Set task - Please retype the data in full and exactly; the pictures are not part of the copy.
>> START Materials provided
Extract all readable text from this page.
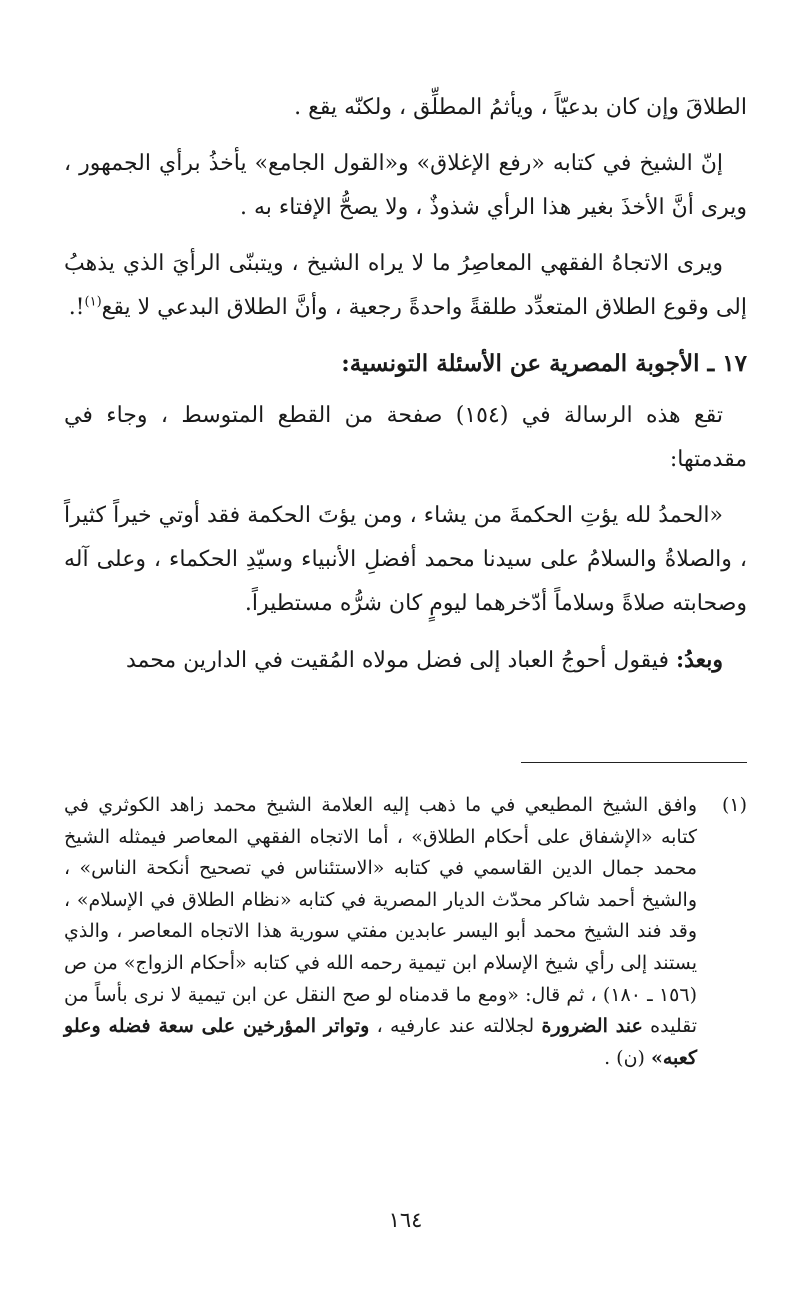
الطلاقَ وإن كان بدعيّاً ، ويأثمُ المطلِّق ، ولكنّه يقع .

إنّ الشيخ في كتابه «رفع الإغلاق» و«القول الجامع» يأخذُ برأي الجمهور ، ويرى أنَّ الأخذَ بغير هذا الرأي شذوذٌ ، ولا يصحُّ الإفتاء به .

ويرى الاتجاهُ الفقهي المعاصِرُ ما لا يراه الشيخ ، ويتبنّى الرأيَ الذي يذهبُ إلى وقوع الطلاق المتعدِّد طلقةً واحدةً رجعية ، وأنَّ الطلاق البدعي لا يقع$^{(١)}$!.

١٧ ـ الأجوبة المصرية عن الأسئلة التونسية:

تقع هذه الرسالة في (١٥٤) صفحة من القطع المتوسط ، وجاء في مقدمتها:

«الحمدُ لله يؤتِ الحكمةَ من يشاء ، ومن يؤتَ الحكمة فقد أوتي خيراً كثيراً ، والصلاةُ والسلامُ على سيدنا محمد أفضلِ الأنبياء وسيّدِ الحكماء ، وعلى آله وصحابته صلاةً وسلاماً أدّخرهما ليومٍ كان شرُّه مستطيراً.

وبعدُ: فيقول أحوجُ العباد إلى فضل مولاه المُقيت في الدارين محمد

(١)
وافق الشيخ المطيعي في ما ذهب إليه العلامة الشيخ محمد زاهد الكوثري في كتابه «الإشفاق على أحكام الطلاق» ، أما الاتجاه الفقهي المعاصر فيمثله الشيخ محمد جمال الدين القاسمي في كتابه «الاستئناس في تصحيح أنكحة الناس» ، والشيخ أحمد شاكر محدّث الديار المصرية في كتابه «نظام الطلاق في الإسلام» ، وقد فند الشيخ محمد أبو اليسر عابدين مفتي سورية هذا الاتجاه المعاصر ، والذي يستند إلى رأي شيخ الإسلام ابن تيمية رحمه الله في كتابه «أحكام الزواج» من ص (١٥٦ ـ ١٨٠) ، ثم قال: «ومع ما قدمناه لو صح النقل عن ابن تيمية لا نرى بأساً من تقليده عند الضرورة لجلالته عند عارفيه ، وتواتر المؤرخين على سعة فضله وعلو كعبه» (ن) .
١٦٤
>> END Materials provided
Exercise solution -
Extract all readable text from this page.
الطلاقَ وإن كان بدعيّاً ، ويأثمُ المطلِّق ، ولكنّه يقع .

إنّ الشيخ في كتابه «رفع الإغلاق» و«القول الجامع» يأخذُ برأي الجمهور ، ويرى أنَّ الأخذَ بغير هذا الرأي شذوذٌ ، ولا يصحُّ الإفتاء به .

ويرى الاتجاهُ الفقهي المعاصِرُ ما لا يراه الشيخ ، ويتبنّى الرأيَ الذي يذهبُ إلى وقوع الطلاق المتعدِّد طلقةً واحدةً رجعية ، وأنَّ الطلاق البدعي لا يقع$^{(١)}$!.

١٧ ـ الأجوبة المصرية عن الأسئلة التونسية:

تقع هذه الرسالة في (١٥٤) صفحة من القطع المتوسط ، وجاء في مقدمتها:

«الحمدُ لله يؤتِ الحكمةَ من يشاء ، ومن يؤتَ الحكمة فقد أوتي خيراً كثيراً ، والصلاةُ والسلامُ على سيدنا محمد أفضلِ الأنبياء وسيّدِ الحكماء ، وعلى آله وصحابته صلاةً وسلاماً أدّخرهما ليومٍ كان شرُّه مستطيراً.

وبعدُ: فيقول أحوجُ العباد إلى فضل مولاه المُقيت في الدارين محمد

(١)
وافق الشيخ المطيعي في ما ذهب إليه العلامة الشيخ محمد زاهد الكوثري في كتابه «الإشفاق على أحكام الطلاق» ، أما الاتجاه الفقهي المعاصر فيمثله الشيخ محمد جمال الدين القاسمي في كتابه «الاستئناس في تصحيح أنكحة الناس» ، والشيخ أحمد شاكر محدّث الديار المصرية في كتابه «نظام الطلاق في الإسلام» ، وقد فند الشيخ محمد أبو اليسر عابدين مفتي سورية هذا الاتجاه المعاصر ، والذي يستند إلى رأي شيخ الإسلام ابن تيمية رحمه الله في كتابه «أحكام الزواج» من ص (١٥٦ ـ ١٨٠) ، ثم قال: «ومع ما قدمناه لو صح النقل عن ابن تيمية لا نرى بأساً من تقليده عند الضرورة لجلالته عند عارفيه ، وتواتر المؤرخين على سعة فضله وعلو كعبه» (ن) .
١٦٤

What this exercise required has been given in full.